DATA
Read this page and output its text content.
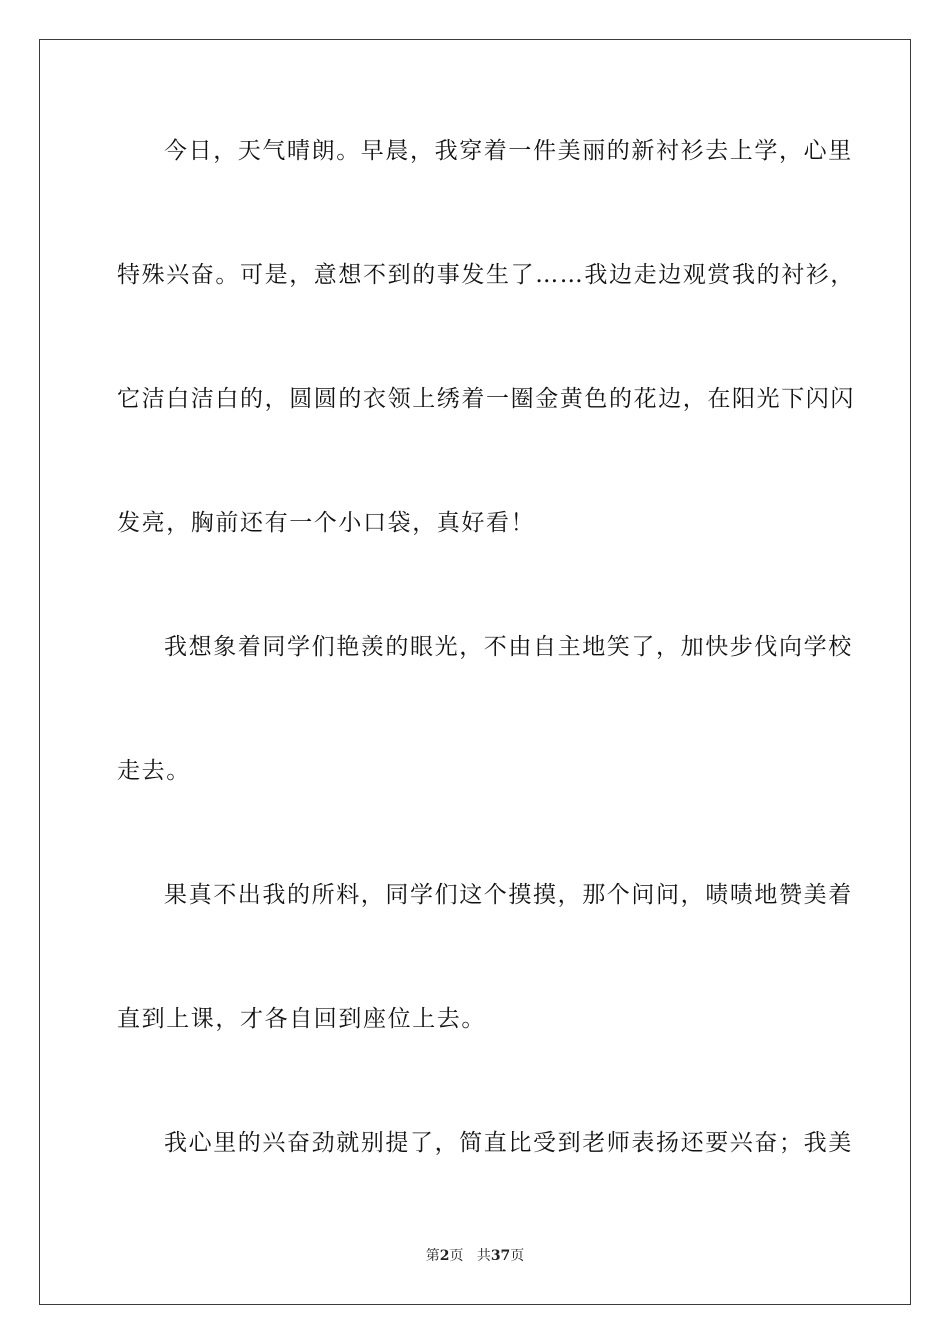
今日，天气晴朗。早晨，我穿着一件美丽的新衬衫去上学，心里
特殊兴奋。可是，意想不到的事发生了……我边走边观赏我的衬衫，
它洁白洁白的，圆圆的衣领上绣着一圈金黄色的花边，在阳光下闪闪
发亮，胸前还有一个小口袋，真好看！
我想象着同学们艳羡的眼光，不由自主地笑了，加快步伐向学校
走去。
果真不出我的所料，同学们这个摸摸，那个问问，啧啧地赞美着
直到上课，才各自回到座位上去。
我心里的兴奋劲就别提了，简直比受到老师表扬还要兴奋；我美
第2页 共37页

YOUR GOAL
All preceding records should be duplicated verbatim, images excepted.

THE ANSWER
Read this page and output its text content.
今日，天气晴朗。早晨，我穿着一件美丽的新衬衫去上学，心里
特殊兴奋。可是，意想不到的事发生了……我边走边观赏我的衬衫，
它洁白洁白的，圆圆的衣领上绣着一圈金黄色的花边，在阳光下闪闪
发亮，胸前还有一个小口袋，真好看！
我想象着同学们艳羡的眼光，不由自主地笑了，加快步伐向学校
走去。
果真不出我的所料，同学们这个摸摸，那个问问，啧啧地赞美着
直到上课，才各自回到座位上去。
我心里的兴奋劲就别提了，简直比受到老师表扬还要兴奋；我美
第2页 共37页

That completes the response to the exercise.